## WRITTEN TASK
Your task is to output the data exactly as it stands.
-- BEGIN DATA SHOWN --
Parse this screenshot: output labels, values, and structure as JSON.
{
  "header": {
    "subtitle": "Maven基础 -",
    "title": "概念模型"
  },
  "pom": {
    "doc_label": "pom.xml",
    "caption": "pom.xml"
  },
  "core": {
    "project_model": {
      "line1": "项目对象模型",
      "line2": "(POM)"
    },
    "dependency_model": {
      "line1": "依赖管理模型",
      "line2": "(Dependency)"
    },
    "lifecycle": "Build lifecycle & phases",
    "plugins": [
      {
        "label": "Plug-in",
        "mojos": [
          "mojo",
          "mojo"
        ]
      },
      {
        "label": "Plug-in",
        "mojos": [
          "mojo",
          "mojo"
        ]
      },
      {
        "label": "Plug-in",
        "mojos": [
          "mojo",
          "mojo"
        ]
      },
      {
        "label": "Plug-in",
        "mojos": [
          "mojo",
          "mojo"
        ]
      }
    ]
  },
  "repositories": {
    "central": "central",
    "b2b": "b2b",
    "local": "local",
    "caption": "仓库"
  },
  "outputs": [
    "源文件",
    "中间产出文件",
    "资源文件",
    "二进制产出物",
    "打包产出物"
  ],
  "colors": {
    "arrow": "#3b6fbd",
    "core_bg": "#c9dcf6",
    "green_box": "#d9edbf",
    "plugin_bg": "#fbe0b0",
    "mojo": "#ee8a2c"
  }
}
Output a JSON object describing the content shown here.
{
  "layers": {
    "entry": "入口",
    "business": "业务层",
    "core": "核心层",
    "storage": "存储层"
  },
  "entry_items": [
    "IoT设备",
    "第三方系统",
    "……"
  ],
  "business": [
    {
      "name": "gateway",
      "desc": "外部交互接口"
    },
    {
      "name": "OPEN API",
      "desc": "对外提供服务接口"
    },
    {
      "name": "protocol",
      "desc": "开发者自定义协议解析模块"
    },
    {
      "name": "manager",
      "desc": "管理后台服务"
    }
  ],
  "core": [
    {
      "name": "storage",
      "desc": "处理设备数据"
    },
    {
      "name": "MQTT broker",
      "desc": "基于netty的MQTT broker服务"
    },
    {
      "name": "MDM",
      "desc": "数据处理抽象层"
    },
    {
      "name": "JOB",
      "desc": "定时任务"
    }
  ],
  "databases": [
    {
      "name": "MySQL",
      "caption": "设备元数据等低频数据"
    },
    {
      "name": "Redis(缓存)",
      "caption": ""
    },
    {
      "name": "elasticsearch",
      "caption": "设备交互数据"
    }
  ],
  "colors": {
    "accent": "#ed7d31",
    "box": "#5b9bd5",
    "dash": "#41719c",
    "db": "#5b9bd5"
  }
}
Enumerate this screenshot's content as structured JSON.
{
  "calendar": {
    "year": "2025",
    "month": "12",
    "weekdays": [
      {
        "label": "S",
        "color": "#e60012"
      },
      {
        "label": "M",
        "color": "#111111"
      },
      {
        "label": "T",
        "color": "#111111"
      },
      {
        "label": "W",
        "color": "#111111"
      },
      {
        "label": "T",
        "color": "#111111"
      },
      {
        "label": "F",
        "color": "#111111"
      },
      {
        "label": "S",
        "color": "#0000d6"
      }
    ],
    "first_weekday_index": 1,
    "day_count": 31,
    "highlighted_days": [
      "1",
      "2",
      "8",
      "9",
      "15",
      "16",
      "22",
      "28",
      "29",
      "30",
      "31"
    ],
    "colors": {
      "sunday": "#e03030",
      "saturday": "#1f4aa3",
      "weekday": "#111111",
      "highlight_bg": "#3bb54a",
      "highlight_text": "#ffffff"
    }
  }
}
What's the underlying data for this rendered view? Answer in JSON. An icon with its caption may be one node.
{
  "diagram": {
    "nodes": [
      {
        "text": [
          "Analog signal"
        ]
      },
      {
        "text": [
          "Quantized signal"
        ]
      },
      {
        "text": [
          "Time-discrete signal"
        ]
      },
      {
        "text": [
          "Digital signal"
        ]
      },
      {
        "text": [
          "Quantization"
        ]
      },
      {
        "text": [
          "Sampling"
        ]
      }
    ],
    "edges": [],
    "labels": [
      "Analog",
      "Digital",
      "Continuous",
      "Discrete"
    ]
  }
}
-- END DATA SHOWN --
## SOLUTION
Parse this screenshot: output labels, values, and structure as JSON.
{
  "header": {
    "subtitle": "Maven基础 -",
    "title": "概念模型"
  },
  "pom": {
    "doc_label": "pom.xml",
    "caption": "pom.xml"
  },
  "core": {
    "project_model": {
      "line1": "项目对象模型",
      "line2": "(POM)"
    },
    "dependency_model": {
      "line1": "依赖管理模型",
      "line2": "(Dependency)"
    },
    "lifecycle": "Build lifecycle & phases",
    "plugins": [
      {
        "label": "Plug-in",
        "mojos": [
          "mojo",
          "mojo"
        ]
      },
      {
        "label": "Plug-in",
        "mojos": [
          "mojo",
          "mojo"
        ]
      },
      {
        "label": "Plug-in",
        "mojos": [
          "mojo",
          "mojo"
        ]
      },
      {
        "label": "Plug-in",
        "mojos": [
          "mojo",
          "mojo"
        ]
      }
    ]
  },
  "repositories": {
    "central": "central",
    "b2b": "b2b",
    "local": "local",
    "caption": "仓库"
  },
  "outputs": [
    "源文件",
    "中间产出文件",
    "资源文件",
    "二进制产出物",
    "打包产出物"
  ],
  "colors": {
    "arrow": "#3b6fbd",
    "core_bg": "#c9dcf6",
    "green_box": "#d9edbf",
    "plugin_bg": "#fbe0b0",
    "mojo": "#ee8a2c"
  }
}
Output a JSON object describing the content shown here.
{
  "layers": {
    "entry": "入口",
    "business": "业务层",
    "core": "核心层",
    "storage": "存储层"
  },
  "entry_items": [
    "IoT设备",
    "第三方系统",
    "……"
  ],
  "business": [
    {
      "name": "gateway",
      "desc": "外部交互接口"
    },
    {
      "name": "OPEN API",
      "desc": "对外提供服务接口"
    },
    {
      "name": "protocol",
      "desc": "开发者自定义协议解析模块"
    },
    {
      "name": "manager",
      "desc": "管理后台服务"
    }
  ],
  "core": [
    {
      "name": "storage",
      "desc": "处理设备数据"
    },
    {
      "name": "MQTT broker",
      "desc": "基于netty的MQTT broker服务"
    },
    {
      "name": "MDM",
      "desc": "数据处理抽象层"
    },
    {
      "name": "JOB",
      "desc": "定时任务"
    }
  ],
  "databases": [
    {
      "name": "MySQL",
      "caption": "设备元数据等低频数据"
    },
    {
      "name": "Redis(缓存)",
      "caption": ""
    },
    {
      "name": "elasticsearch",
      "caption": "设备交互数据"
    }
  ],
  "colors": {
    "accent": "#ed7d31",
    "box": "#5b9bd5",
    "dash": "#41719c",
    "db": "#5b9bd5"
  }
}
Enumerate this screenshot's content as structured JSON.
{
  "calendar": {
    "year": "2025",
    "month": "12",
    "weekdays": [
      {
        "label": "S",
        "color": "#e60012"
      },
      {
        "label": "M",
        "color": "#111111"
      },
      {
        "label": "T",
        "color": "#111111"
      },
      {
        "label": "W",
        "color": "#111111"
      },
      {
        "label": "T",
        "color": "#111111"
      },
      {
        "label": "F",
        "color": "#111111"
      },
      {
        "label": "S",
        "color": "#0000d6"
      }
    ],
    "first_weekday_index": 1,
    "day_count": 31,
    "highlighted_days": [
      "1",
      "2",
      "8",
      "9",
      "15",
      "16",
      "22",
      "28",
      "29",
      "30",
      "31"
    ],
    "colors": {
      "sunday": "#e03030",
      "saturday": "#1f4aa3",
      "weekday": "#111111",
      "highlight_bg": "#3bb54a",
      "highlight_text": "#ffffff"
    }
  }
}
What's the underlying data for this rendered view? Answer in JSON. An icon with its caption may be one node.
{
  "diagram": {
    "nodes": [
      {
        "text": [
          "Analog signal"
        ]
      },
      {
        "text": [
          "Quantized signal"
        ]
      },
      {
        "text": [
          "Time-discrete signal"
        ]
      },
      {
        "text": [
          "Digital signal"
        ]
      },
      {
        "text": [
          "Quantization"
        ]
      },
      {
        "text": [
          "Sampling"
        ]
      }
    ],
    "edges": [],
    "labels": [
      "Analog",
      "Digital",
      "Continuous",
      "Discrete"
    ]
  }
}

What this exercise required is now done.